(Collected data)
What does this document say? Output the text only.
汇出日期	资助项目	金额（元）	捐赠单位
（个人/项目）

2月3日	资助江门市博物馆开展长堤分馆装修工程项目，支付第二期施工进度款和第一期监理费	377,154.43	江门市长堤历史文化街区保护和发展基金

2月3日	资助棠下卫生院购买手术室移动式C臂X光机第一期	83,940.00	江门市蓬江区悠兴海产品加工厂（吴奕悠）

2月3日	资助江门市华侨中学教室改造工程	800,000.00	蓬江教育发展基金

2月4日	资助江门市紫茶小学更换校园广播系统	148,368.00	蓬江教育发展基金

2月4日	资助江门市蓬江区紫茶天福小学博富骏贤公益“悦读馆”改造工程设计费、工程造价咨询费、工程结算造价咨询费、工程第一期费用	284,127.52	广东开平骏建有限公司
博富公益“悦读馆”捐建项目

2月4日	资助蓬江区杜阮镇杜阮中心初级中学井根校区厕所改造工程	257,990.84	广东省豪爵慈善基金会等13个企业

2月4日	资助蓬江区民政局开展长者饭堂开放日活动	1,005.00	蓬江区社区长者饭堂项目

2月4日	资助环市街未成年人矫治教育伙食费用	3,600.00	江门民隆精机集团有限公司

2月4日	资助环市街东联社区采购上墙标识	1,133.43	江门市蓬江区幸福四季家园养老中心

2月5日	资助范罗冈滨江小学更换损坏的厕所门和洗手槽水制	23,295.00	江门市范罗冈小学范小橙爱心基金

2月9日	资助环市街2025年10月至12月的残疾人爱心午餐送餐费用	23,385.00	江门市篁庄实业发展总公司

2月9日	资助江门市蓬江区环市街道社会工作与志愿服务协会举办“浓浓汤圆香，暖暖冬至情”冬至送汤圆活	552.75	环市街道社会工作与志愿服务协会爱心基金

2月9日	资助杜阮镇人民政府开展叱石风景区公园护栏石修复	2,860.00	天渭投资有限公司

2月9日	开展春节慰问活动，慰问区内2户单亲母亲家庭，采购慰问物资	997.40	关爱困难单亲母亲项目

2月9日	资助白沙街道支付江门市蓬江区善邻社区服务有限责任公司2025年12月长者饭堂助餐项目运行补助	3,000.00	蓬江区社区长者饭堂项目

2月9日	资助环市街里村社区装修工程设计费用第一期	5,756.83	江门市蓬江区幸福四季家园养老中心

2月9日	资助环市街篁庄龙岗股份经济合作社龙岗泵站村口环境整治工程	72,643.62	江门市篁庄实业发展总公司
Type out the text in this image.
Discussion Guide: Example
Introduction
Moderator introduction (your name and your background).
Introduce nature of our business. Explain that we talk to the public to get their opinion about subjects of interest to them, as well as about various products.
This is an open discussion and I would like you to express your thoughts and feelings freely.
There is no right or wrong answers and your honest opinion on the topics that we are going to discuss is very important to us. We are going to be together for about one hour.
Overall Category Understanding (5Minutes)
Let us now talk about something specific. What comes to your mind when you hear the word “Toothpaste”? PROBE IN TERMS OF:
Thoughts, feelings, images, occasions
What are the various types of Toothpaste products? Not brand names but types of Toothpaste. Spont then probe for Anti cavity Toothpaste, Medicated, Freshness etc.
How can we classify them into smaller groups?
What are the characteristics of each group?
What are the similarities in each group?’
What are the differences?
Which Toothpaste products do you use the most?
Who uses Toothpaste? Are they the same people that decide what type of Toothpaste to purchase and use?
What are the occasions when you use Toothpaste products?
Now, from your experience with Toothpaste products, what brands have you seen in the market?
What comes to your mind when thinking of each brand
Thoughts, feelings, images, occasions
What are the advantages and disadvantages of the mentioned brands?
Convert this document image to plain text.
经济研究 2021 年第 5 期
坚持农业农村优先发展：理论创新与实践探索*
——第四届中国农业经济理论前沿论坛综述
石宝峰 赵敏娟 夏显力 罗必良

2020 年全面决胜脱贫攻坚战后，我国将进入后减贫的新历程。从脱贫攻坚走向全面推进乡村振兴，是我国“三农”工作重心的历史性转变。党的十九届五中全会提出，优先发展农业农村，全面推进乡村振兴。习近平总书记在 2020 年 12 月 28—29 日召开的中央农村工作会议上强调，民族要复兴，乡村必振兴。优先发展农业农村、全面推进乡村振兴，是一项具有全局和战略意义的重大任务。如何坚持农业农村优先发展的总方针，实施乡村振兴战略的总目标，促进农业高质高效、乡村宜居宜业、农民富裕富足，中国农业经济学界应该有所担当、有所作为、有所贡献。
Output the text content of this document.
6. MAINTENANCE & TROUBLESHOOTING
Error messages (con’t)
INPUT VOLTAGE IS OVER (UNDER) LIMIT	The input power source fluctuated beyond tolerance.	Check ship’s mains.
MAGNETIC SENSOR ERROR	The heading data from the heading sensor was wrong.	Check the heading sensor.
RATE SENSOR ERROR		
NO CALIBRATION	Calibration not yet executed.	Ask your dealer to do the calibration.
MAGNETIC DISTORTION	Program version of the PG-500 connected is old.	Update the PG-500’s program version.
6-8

## Your goal
Of the lines in the listing, how many hold the word "talk"? Nothing but the number is needed.

## Output of the task
2